> Task to complete
Extract the lines that carry the string "average" from the listing.

--

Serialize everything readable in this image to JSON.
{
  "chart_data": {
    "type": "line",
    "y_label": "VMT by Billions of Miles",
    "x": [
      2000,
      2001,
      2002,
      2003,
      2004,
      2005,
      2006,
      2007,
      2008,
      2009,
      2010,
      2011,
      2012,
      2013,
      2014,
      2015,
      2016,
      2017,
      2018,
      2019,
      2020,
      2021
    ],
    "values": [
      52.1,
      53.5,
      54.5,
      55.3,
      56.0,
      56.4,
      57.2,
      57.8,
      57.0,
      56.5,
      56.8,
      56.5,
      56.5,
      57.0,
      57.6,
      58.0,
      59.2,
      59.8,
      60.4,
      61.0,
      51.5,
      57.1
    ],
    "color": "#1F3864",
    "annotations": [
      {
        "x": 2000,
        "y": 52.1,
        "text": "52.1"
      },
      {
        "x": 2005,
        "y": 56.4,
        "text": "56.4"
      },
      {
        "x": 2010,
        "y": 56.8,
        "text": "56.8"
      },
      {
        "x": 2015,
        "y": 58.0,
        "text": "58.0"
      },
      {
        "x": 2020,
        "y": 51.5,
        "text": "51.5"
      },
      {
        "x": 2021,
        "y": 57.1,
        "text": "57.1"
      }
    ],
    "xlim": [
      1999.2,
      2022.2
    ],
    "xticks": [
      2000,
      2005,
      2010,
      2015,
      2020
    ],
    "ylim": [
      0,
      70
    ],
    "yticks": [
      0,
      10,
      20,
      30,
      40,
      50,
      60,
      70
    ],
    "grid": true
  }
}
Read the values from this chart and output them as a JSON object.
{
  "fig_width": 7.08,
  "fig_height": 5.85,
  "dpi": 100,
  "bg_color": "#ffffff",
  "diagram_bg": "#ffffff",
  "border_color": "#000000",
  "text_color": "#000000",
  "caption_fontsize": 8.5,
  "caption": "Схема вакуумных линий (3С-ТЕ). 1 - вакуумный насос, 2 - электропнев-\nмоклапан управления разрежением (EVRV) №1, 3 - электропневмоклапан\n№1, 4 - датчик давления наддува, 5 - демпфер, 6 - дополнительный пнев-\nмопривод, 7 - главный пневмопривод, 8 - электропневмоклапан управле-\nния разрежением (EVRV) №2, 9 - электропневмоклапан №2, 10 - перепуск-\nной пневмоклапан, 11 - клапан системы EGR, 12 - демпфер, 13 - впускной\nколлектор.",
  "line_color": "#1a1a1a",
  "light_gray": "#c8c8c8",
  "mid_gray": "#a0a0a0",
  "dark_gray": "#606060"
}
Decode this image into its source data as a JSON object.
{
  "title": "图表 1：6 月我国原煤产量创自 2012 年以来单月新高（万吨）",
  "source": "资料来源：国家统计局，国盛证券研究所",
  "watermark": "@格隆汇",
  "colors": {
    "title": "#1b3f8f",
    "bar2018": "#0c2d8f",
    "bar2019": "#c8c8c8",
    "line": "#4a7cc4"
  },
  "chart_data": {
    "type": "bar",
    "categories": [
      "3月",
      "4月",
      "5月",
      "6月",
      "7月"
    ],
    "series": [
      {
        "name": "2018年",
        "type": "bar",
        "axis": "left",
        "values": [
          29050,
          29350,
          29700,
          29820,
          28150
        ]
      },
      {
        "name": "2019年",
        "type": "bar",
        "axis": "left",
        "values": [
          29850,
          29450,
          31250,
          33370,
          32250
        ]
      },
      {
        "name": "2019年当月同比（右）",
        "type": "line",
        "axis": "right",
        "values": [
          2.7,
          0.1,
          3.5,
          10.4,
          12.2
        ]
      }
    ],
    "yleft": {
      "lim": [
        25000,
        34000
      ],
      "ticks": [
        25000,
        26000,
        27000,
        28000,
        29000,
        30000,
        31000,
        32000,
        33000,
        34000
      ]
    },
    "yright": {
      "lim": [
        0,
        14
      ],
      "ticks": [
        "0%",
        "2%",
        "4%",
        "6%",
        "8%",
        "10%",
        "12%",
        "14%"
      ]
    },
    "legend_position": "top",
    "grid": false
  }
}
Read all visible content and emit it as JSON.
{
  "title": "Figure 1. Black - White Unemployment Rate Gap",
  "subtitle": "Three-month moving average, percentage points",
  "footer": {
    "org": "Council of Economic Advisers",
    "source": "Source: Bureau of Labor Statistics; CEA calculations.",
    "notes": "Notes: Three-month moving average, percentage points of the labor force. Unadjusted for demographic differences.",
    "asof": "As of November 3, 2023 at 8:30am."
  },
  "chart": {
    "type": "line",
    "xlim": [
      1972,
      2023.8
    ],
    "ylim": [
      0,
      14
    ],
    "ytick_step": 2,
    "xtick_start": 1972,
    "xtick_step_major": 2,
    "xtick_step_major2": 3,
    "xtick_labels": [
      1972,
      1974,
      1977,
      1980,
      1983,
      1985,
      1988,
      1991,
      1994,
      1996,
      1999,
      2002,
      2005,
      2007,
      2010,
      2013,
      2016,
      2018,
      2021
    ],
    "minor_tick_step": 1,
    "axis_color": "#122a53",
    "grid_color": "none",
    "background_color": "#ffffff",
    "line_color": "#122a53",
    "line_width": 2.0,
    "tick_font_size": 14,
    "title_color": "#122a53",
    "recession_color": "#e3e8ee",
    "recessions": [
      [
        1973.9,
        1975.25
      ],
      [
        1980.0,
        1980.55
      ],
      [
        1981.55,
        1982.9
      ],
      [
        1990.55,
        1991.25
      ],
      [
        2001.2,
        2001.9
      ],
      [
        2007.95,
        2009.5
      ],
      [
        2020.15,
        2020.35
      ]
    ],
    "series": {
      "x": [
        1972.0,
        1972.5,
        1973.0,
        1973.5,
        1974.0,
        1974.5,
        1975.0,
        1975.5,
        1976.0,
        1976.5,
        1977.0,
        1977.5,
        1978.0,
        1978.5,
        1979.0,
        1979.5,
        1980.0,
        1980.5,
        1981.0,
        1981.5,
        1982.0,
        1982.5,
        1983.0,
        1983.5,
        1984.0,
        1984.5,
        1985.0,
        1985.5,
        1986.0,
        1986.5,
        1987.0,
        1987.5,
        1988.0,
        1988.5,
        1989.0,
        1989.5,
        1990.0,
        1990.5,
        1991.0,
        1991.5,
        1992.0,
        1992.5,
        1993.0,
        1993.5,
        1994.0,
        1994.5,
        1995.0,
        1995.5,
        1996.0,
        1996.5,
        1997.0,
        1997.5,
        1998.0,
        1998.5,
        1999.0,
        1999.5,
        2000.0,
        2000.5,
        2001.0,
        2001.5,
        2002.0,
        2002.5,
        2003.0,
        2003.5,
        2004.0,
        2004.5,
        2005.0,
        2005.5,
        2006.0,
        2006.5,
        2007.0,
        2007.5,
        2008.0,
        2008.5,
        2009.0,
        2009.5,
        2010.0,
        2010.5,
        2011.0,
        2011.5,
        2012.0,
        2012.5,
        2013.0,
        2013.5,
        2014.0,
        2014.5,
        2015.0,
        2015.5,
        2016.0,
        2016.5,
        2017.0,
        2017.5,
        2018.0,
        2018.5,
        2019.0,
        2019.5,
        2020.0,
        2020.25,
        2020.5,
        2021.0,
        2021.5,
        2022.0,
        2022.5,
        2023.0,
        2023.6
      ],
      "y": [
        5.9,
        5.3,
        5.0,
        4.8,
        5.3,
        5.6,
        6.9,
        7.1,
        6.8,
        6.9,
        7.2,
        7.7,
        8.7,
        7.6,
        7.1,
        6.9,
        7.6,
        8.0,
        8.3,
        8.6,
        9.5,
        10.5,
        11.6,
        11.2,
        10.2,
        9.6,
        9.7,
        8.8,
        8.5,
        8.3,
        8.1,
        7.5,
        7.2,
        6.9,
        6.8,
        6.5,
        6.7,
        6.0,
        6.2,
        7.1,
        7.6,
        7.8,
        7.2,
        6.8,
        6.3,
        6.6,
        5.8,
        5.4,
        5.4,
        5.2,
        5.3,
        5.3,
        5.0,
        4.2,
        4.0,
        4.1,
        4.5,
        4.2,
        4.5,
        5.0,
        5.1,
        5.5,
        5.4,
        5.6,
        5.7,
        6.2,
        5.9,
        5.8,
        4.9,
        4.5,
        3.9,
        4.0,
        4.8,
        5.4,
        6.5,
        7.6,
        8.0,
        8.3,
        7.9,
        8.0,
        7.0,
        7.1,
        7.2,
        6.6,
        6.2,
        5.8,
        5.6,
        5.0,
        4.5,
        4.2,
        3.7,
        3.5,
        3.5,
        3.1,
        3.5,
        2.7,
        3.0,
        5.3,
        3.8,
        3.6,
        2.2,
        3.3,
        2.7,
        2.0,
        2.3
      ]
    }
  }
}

--

> Task result
  "subtitle": "Three-month moving average, percentage points",
    "notes": "Notes: Three-month moving average, percentage points of the labor force. Unadjusted for demographic differences.",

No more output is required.